EXTRACTED RECORDS ->
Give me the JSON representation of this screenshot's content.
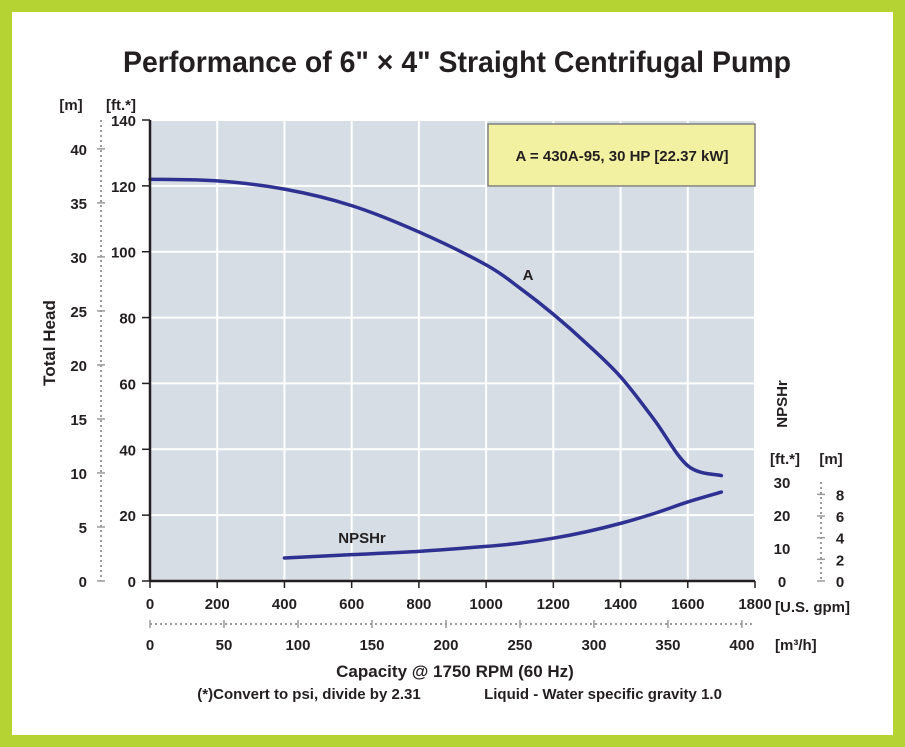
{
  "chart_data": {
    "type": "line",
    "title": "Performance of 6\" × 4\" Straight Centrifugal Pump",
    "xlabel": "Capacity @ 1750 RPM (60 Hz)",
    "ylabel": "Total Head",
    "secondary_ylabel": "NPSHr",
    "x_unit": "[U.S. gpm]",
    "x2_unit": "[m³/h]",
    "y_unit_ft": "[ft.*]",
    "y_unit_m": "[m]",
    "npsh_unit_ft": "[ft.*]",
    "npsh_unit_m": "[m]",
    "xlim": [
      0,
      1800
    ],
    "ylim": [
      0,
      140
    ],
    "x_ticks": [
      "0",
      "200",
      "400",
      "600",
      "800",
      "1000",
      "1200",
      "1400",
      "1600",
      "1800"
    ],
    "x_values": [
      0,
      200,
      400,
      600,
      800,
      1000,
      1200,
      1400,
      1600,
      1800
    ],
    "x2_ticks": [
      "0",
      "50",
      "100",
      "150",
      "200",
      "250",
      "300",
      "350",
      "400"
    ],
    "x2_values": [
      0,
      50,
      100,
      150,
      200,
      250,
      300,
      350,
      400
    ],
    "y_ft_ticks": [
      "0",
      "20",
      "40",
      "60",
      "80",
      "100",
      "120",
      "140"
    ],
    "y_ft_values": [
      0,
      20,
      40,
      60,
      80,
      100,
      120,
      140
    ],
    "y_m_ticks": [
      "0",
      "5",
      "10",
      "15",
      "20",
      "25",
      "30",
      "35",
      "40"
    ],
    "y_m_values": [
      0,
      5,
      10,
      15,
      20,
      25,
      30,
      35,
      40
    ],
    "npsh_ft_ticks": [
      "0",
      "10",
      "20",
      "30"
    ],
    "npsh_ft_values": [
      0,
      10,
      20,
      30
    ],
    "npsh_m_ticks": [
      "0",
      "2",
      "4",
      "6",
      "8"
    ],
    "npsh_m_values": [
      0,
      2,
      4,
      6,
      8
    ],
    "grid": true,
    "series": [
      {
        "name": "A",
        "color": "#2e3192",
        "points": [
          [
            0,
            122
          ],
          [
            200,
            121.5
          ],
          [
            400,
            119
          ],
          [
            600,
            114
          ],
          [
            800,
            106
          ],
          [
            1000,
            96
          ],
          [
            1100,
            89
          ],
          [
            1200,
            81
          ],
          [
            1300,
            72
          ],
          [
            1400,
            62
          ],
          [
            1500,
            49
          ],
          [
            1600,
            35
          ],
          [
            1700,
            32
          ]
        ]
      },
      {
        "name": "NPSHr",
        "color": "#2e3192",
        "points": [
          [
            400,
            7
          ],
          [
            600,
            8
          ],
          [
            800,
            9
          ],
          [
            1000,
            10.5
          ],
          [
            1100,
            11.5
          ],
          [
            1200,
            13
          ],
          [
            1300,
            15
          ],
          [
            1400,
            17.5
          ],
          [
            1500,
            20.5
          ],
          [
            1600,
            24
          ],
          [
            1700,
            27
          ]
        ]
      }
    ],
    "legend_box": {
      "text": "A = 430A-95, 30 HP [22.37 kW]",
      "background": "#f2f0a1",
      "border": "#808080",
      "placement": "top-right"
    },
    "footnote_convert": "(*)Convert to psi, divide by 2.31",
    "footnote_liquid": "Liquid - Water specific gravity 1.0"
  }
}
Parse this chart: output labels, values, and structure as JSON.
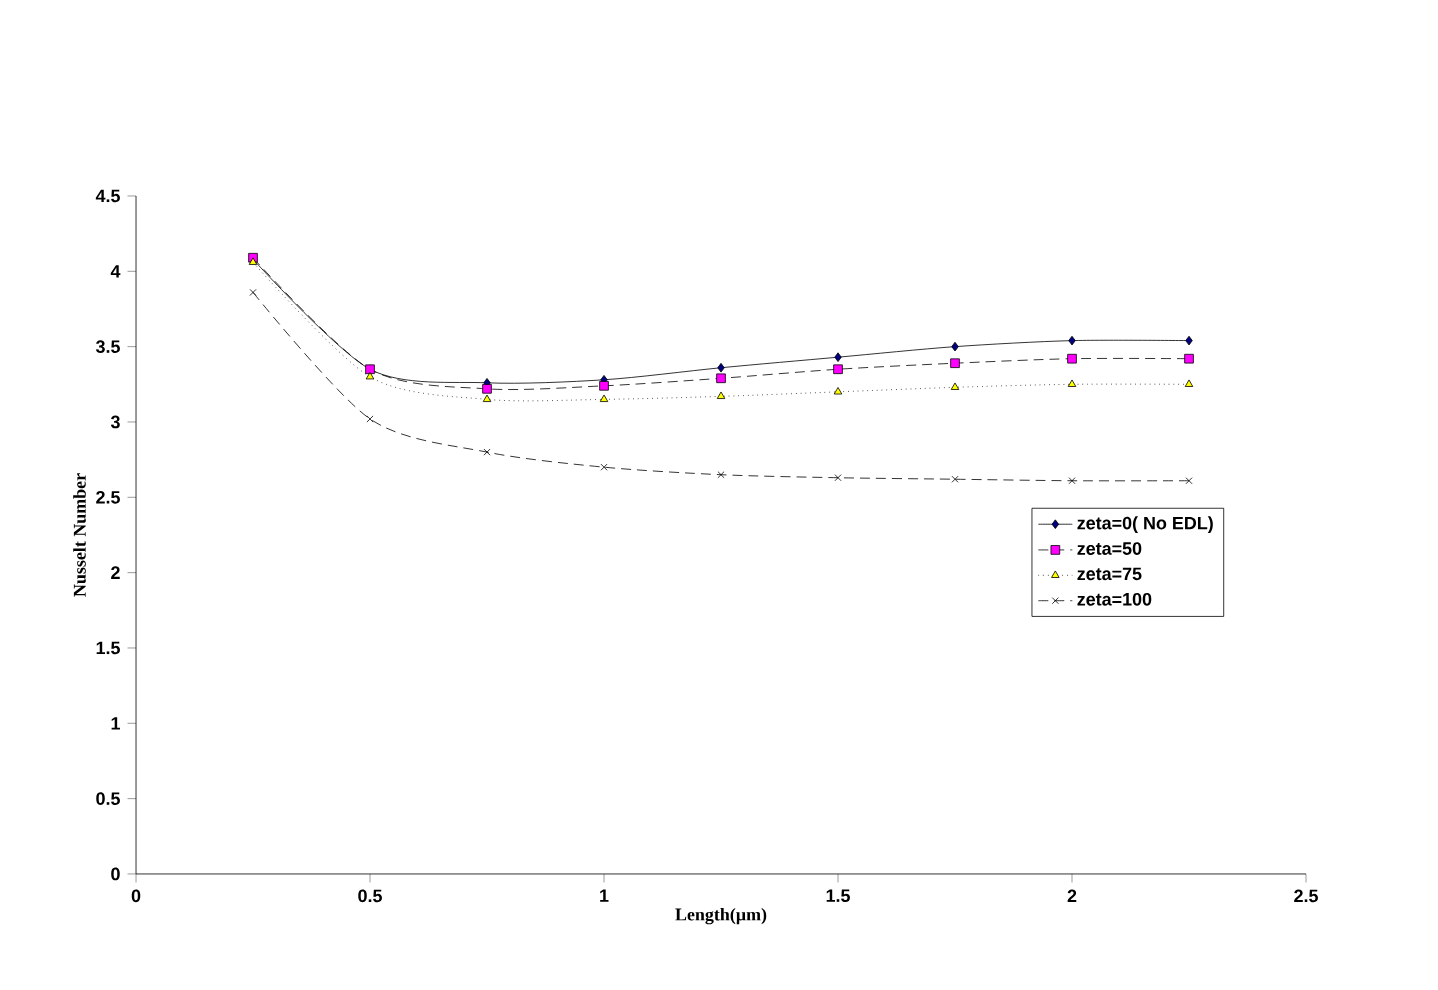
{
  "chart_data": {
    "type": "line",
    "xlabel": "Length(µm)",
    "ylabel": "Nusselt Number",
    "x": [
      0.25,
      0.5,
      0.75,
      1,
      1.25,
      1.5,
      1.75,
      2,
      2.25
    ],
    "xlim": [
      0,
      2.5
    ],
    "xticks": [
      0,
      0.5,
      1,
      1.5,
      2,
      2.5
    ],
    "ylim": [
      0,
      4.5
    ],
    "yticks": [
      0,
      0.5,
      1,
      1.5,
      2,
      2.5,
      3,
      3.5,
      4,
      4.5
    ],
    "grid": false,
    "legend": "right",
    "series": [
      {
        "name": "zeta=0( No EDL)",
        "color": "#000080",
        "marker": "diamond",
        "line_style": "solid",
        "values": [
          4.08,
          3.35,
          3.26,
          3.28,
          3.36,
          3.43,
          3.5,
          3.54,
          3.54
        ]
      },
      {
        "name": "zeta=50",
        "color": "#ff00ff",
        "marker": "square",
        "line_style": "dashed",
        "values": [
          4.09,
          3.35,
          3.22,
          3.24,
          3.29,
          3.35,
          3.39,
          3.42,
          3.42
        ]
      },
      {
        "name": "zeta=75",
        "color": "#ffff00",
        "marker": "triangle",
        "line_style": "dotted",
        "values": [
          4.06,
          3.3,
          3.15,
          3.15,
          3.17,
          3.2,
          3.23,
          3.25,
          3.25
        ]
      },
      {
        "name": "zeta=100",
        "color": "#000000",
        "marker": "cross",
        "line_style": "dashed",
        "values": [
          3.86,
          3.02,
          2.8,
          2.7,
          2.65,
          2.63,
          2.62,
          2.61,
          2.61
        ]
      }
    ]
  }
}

PROBLEM STATEMENT ->
Transcribe the records above exactly as they appear, leaving out any pictures.

WRITTEN RESPONSE ->
Give me the JSON representation of this screenshot's content.
{
  "chart_data": {
    "type": "line",
    "title": "Performance of 6\" × 4\" Straight Centrifugal Pump",
    "xlabel": "Capacity @ 1750 RPM (60 Hz)",
    "ylabel": "Total Head",
    "secondary_ylabel": "NPSHr",
    "x_unit": "[U.S. gpm]",
    "x2_unit": "[m³/h]",
    "y_unit_ft": "[ft.*]",
    "y_unit_m": "[m]",
    "npsh_unit_ft": "[ft.*]",
    "npsh_unit_m": "[m]",
    "xlim": [
      0,
      1800
    ],
    "ylim": [
      0,
      140
    ],
    "x_ticks": [
      "0",
      "200",
      "400",
      "600",
      "800",
      "1000",
      "1200",
      "1400",
      "1600",
      "1800"
    ],
    "x_values": [
      0,
      200,
      400,
      600,
      800,
      1000,
      1200,
      1400,
      1600,
      1800
    ],
    "x2_ticks": [
      "0",
      "50",
      "100",
      "150",
      "200",
      "250",
      "300",
      "350",
      "400"
    ],
    "x2_values": [
      0,
      50,
      100,
      150,
      200,
      250,
      300,
      350,
      400
    ],
    "y_ft_ticks": [
      "0",
      "20",
      "40",
      "60",
      "80",
      "100",
      "120",
      "140"
    ],
    "y_ft_values": [
      0,
      20,
      40,
      60,
      80,
      100,
      120,
      140
    ],
    "y_m_ticks": [
      "0",
      "5",
      "10",
      "15",
      "20",
      "25",
      "30",
      "35",
      "40"
    ],
    "y_m_values": [
      0,
      5,
      10,
      15,
      20,
      25,
      30,
      35,
      40
    ],
    "npsh_ft_ticks": [
      "0",
      "10",
      "20",
      "30"
    ],
    "npsh_ft_values": [
      0,
      10,
      20,
      30
    ],
    "npsh_m_ticks": [
      "0",
      "2",
      "4",
      "6",
      "8"
    ],
    "npsh_m_values": [
      0,
      2,
      4,
      6,
      8
    ],
    "grid": true,
    "series": [
      {
        "name": "A",
        "color": "#2e3192",
        "points": [
          [
            0,
            122
          ],
          [
            200,
            121.5
          ],
          [
            400,
            119
          ],
          [
            600,
            114
          ],
          [
            800,
            106
          ],
          [
            1000,
            96
          ],
          [
            1100,
            89
          ],
          [
            1200,
            81
          ],
          [
            1300,
            72
          ],
          [
            1400,
            62
          ],
          [
            1500,
            49
          ],
          [
            1600,
            35
          ],
          [
            1700,
            32
          ]
        ]
      },
      {
        "name": "NPSHr",
        "color": "#2e3192",
        "points": [
          [
            400,
            7
          ],
          [
            600,
            8
          ],
          [
            800,
            9
          ],
          [
            1000,
            10.5
          ],
          [
            1100,
            11.5
          ],
          [
            1200,
            13
          ],
          [
            1300,
            15
          ],
          [
            1400,
            17.5
          ],
          [
            1500,
            20.5
          ],
          [
            1600,
            24
          ],
          [
            1700,
            27
          ]
        ]
      }
    ],
    "legend_box": {
      "text": "A = 430A-95, 30 HP [22.37 kW]",
      "background": "#f2f0a1",
      "border": "#808080",
      "placement": "top-right"
    },
    "footnote_convert": "(*)Convert to psi, divide by 2.31",
    "footnote_liquid": "Liquid - Water specific gravity 1.0"
  }
}
Parse this chart: output labels, values, and structure as JSON.
{
  "chart_data": {
    "type": "line",
    "xlabel": "Length(µm)",
    "ylabel": "Nusselt Number",
    "x": [
      0.25,
      0.5,
      0.75,
      1,
      1.25,
      1.5,
      1.75,
      2,
      2.25
    ],
    "xlim": [
      0,
      2.5
    ],
    "xticks": [
      0,
      0.5,
      1,
      1.5,
      2,
      2.5
    ],
    "ylim": [
      0,
      4.5
    ],
    "yticks": [
      0,
      0.5,
      1,
      1.5,
      2,
      2.5,
      3,
      3.5,
      4,
      4.5
    ],
    "grid": false,
    "legend": "right",
    "series": [
      {
        "name": "zeta=0( No EDL)",
        "color": "#000080",
        "marker": "diamond",
        "line_style": "solid",
        "values": [
          4.08,
          3.35,
          3.26,
          3.28,
          3.36,
          3.43,
          3.5,
          3.54,
          3.54
        ]
      },
      {
        "name": "zeta=50",
        "color": "#ff00ff",
        "marker": "square",
        "line_style": "dashed",
        "values": [
          4.09,
          3.35,
          3.22,
          3.24,
          3.29,
          3.35,
          3.39,
          3.42,
          3.42
        ]
      },
      {
        "name": "zeta=75",
        "color": "#ffff00",
        "marker": "triangle",
        "line_style": "dotted",
        "values": [
          4.06,
          3.3,
          3.15,
          3.15,
          3.17,
          3.2,
          3.23,
          3.25,
          3.25
        ]
      },
      {
        "name": "zeta=100",
        "color": "#000000",
        "marker": "cross",
        "line_style": "dashed",
        "values": [
          3.86,
          3.02,
          2.8,
          2.7,
          2.65,
          2.63,
          2.62,
          2.61,
          2.61
        ]
      }
    ]
  }
}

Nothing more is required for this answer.